- Task details
Tally all lines containing the word "frac". Give the number alone.
======== Exercise input ========
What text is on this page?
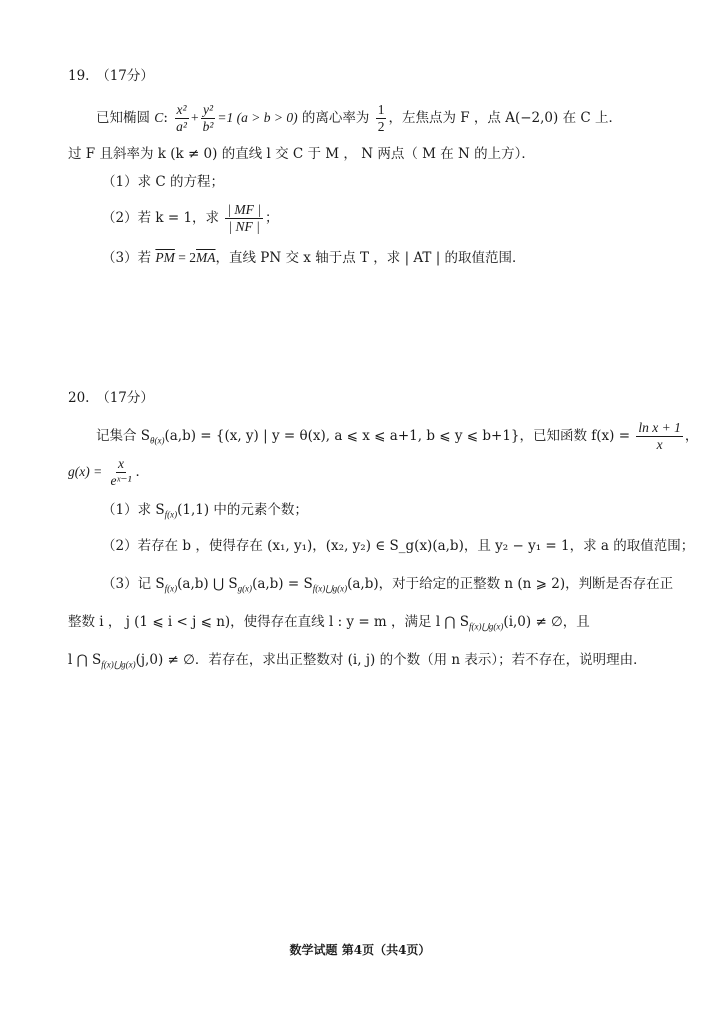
19.　（17分）
已知椭圆 C: $\frac{\text{x²}}{\text{a²}} + \frac{\text{y²}}{\text{b²}} =1$ (a > b > 0) 的离心率为 $\frac{1}{2}$ ，左焦点为 F ，点 A(−2,0) 在 C 上．
过 F 且斜率为 k (k ≠ 0) 的直线 l 交 C 于 M ， N 两点（ M 在 N 的上方）．
（1）求 C 的方程；
（2）若 k = 1，求 $\frac{| MF |}{| NF |}$ ；
（3）若 $\overline{PM} = 2\overline{MA}$，直线 PN 交 x 轴于点 T ，求 | AT | 的取值范围．
20.　（17分）
记集合 $S_{\theta(x)}(a,b) = \{(x$, y) | y = θ(x), a ⩽ x ⩽ a+1, b ⩽ y ⩽ b+1}，已知函数 $f(x) = \frac{\text{ln x + 1}}{x}$ ，
$g(x) = \frac{x}{\text{eˣ⁻¹}}$ ．
（1）求 $S_{f(x)}(1,1)$ 中的元素个数；
（2）若存在 b ，使得存在 (x₁, y₁)，(x₂, y₂) ∈ S_g(x)(a,b)，且 y₂ − y₁ = 1，求 a 的取值范围；
（3）记 $S_{f(x)}(a,b)$ ⋃ $S_{g(x)}(a,b) = S_{f(x)⋃g(x)}(a,b)$，对于给定的正整数 n (n ⩾ 2)，判断是否存在正
整数 i ， j (1 ⩽ i < j ⩽ n)，使得存在直线 l : y = m ，满足 l ⋂ $S_{f(x)⋃g(x)}(i,0)$ ≠ ∅，且
l ⋂ $S_{f(x)⋃g(x)}(j,0)$ ≠ ∅．若存在，求出正整数对 (i, j) 的个数（用 n 表示）；若不存在，说明理由．
数学试题 第4页（共4页）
========
- Response to the exercise
4